STATED EXERCISE: Output the material beneath exactly, leaving nothing out.

Figure content listings
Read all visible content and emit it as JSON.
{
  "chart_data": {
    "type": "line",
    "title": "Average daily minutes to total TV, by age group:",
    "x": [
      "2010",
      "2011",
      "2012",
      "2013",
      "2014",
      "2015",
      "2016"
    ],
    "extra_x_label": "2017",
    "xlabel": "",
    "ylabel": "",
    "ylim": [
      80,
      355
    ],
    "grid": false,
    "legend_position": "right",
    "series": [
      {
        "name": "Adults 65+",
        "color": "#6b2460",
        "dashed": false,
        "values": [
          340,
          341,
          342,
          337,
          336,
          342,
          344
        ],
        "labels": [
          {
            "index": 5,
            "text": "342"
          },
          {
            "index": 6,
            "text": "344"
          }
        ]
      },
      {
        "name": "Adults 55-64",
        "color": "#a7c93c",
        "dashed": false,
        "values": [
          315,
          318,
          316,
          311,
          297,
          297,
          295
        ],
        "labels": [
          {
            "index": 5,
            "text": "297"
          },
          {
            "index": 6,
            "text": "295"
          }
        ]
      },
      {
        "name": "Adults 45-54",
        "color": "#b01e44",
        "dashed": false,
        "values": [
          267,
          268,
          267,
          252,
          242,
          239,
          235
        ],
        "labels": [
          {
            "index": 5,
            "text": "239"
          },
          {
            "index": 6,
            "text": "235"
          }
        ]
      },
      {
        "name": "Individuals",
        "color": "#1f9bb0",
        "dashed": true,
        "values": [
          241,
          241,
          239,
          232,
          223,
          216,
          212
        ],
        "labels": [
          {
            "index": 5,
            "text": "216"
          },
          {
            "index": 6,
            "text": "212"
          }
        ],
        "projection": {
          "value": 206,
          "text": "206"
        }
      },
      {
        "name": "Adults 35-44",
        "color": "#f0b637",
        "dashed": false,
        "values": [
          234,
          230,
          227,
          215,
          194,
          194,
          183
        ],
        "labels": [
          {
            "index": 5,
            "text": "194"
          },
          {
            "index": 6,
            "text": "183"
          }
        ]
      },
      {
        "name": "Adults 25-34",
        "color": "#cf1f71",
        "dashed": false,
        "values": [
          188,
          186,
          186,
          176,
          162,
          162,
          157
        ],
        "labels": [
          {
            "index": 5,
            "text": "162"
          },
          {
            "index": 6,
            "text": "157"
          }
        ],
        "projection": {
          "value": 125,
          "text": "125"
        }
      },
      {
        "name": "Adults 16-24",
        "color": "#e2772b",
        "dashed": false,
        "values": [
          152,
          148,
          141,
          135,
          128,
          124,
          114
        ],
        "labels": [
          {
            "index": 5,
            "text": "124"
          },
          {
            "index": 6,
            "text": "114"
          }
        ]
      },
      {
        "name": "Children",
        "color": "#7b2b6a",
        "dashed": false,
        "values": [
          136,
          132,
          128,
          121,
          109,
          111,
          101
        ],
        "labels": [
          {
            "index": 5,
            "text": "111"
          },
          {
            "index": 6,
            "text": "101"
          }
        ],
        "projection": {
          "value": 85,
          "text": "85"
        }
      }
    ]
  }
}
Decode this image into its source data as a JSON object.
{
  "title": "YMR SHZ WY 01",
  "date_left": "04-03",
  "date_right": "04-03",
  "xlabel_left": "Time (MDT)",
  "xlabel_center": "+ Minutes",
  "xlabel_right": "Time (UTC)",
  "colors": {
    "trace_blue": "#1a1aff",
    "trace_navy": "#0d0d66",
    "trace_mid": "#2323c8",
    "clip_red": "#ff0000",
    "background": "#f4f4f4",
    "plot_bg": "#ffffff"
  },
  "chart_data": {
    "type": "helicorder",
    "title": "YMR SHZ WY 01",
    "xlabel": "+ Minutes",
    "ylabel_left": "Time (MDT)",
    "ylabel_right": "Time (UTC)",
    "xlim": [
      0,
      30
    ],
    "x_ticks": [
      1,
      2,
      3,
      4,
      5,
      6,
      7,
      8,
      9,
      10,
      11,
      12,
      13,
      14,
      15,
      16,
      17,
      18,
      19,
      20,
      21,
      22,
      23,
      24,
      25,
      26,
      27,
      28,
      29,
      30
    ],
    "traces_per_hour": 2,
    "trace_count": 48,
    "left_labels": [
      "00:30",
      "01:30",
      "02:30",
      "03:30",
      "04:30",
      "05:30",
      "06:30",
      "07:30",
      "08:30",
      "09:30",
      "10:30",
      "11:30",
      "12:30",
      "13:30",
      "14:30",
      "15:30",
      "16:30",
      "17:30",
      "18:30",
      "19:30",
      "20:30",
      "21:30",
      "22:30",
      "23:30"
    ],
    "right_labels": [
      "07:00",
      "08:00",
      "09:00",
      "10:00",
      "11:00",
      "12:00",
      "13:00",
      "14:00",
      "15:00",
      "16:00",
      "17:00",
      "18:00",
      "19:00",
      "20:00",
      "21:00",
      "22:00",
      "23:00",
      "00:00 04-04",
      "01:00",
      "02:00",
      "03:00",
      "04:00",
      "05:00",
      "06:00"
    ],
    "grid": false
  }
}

PROBLEM SOLUTION:
Read all visible content and emit it as JSON.
{
  "chart_data": {
    "type": "line",
    "title": "Average daily minutes to total TV, by age group:",
    "x": [
      "2010",
      "2011",
      "2012",
      "2013",
      "2014",
      "2015",
      "2016"
    ],
    "extra_x_label": "2017",
    "xlabel": "",
    "ylabel": "",
    "ylim": [
      80,
      355
    ],
    "grid": false,
    "legend_position": "right",
    "series": [
      {
        "name": "Adults 65+",
        "color": "#6b2460",
        "dashed": false,
        "values": [
          340,
          341,
          342,
          337,
          336,
          342,
          344
        ],
        "labels": [
          {
            "index": 5,
            "text": "342"
          },
          {
            "index": 6,
            "text": "344"
          }
        ]
      },
      {
        "name": "Adults 55-64",
        "color": "#a7c93c",
        "dashed": false,
        "values": [
          315,
          318,
          316,
          311,
          297,
          297,
          295
        ],
        "labels": [
          {
            "index": 5,
            "text": "297"
          },
          {
            "index": 6,
            "text": "295"
          }
        ]
      },
      {
        "name": "Adults 45-54",
        "color": "#b01e44",
        "dashed": false,
        "values": [
          267,
          268,
          267,
          252,
          242,
          239,
          235
        ],
        "labels": [
          {
            "index": 5,
            "text": "239"
          },
          {
            "index": 6,
            "text": "235"
          }
        ]
      },
      {
        "name": "Individuals",
        "color": "#1f9bb0",
        "dashed": true,
        "values": [
          241,
          241,
          239,
          232,
          223,
          216,
          212
        ],
        "labels": [
          {
            "index": 5,
            "text": "216"
          },
          {
            "index": 6,
            "text": "212"
          }
        ],
        "projection": {
          "value": 206,
          "text": "206"
        }
      },
      {
        "name": "Adults 35-44",
        "color": "#f0b637",
        "dashed": false,
        "values": [
          234,
          230,
          227,
          215,
          194,
          194,
          183
        ],
        "labels": [
          {
            "index": 5,
            "text": "194"
          },
          {
            "index": 6,
            "text": "183"
          }
        ]
      },
      {
        "name": "Adults 25-34",
        "color": "#cf1f71",
        "dashed": false,
        "values": [
          188,
          186,
          186,
          176,
          162,
          162,
          157
        ],
        "labels": [
          {
            "index": 5,
            "text": "162"
          },
          {
            "index": 6,
            "text": "157"
          }
        ],
        "projection": {
          "value": 125,
          "text": "125"
        }
      },
      {
        "name": "Adults 16-24",
        "color": "#e2772b",
        "dashed": false,
        "values": [
          152,
          148,
          141,
          135,
          128,
          124,
          114
        ],
        "labels": [
          {
            "index": 5,
            "text": "124"
          },
          {
            "index": 6,
            "text": "114"
          }
        ]
      },
      {
        "name": "Children",
        "color": "#7b2b6a",
        "dashed": false,
        "values": [
          136,
          132,
          128,
          121,
          109,
          111,
          101
        ],
        "labels": [
          {
            "index": 5,
            "text": "111"
          },
          {
            "index": 6,
            "text": "101"
          }
        ],
        "projection": {
          "value": 85,
          "text": "85"
        }
      }
    ]
  }
}
Decode this image into its source data as a JSON object.
{
  "title": "YMR SHZ WY 01",
  "date_left": "04-03",
  "date_right": "04-03",
  "xlabel_left": "Time (MDT)",
  "xlabel_center": "+ Minutes",
  "xlabel_right": "Time (UTC)",
  "colors": {
    "trace_blue": "#1a1aff",
    "trace_navy": "#0d0d66",
    "trace_mid": "#2323c8",
    "clip_red": "#ff0000",
    "background": "#f4f4f4",
    "plot_bg": "#ffffff"
  },
  "chart_data": {
    "type": "helicorder",
    "title": "YMR SHZ WY 01",
    "xlabel": "+ Minutes",
    "ylabel_left": "Time (MDT)",
    "ylabel_right": "Time (UTC)",
    "xlim": [
      0,
      30
    ],
    "x_ticks": [
      1,
      2,
      3,
      4,
      5,
      6,
      7,
      8,
      9,
      10,
      11,
      12,
      13,
      14,
      15,
      16,
      17,
      18,
      19,
      20,
      21,
      22,
      23,
      24,
      25,
      26,
      27,
      28,
      29,
      30
    ],
    "traces_per_hour": 2,
    "trace_count": 48,
    "left_labels": [
      "00:30",
      "01:30",
      "02:30",
      "03:30",
      "04:30",
      "05:30",
      "06:30",
      "07:30",
      "08:30",
      "09:30",
      "10:30",
      "11:30",
      "12:30",
      "13:30",
      "14:30",
      "15:30",
      "16:30",
      "17:30",
      "18:30",
      "19:30",
      "20:30",
      "21:30",
      "22:30",
      "23:30"
    ],
    "right_labels": [
      "07:00",
      "08:00",
      "09:00",
      "10:00",
      "11:00",
      "12:00",
      "13:00",
      "14:00",
      "15:00",
      "16:00",
      "17:00",
      "18:00",
      "19:00",
      "20:00",
      "21:00",
      "22:00",
      "23:00",
      "00:00 04-04",
      "01:00",
      "02:00",
      "03:00",
      "04:00",
      "05:00",
      "06:00"
    ],
    "grid": false
  }
}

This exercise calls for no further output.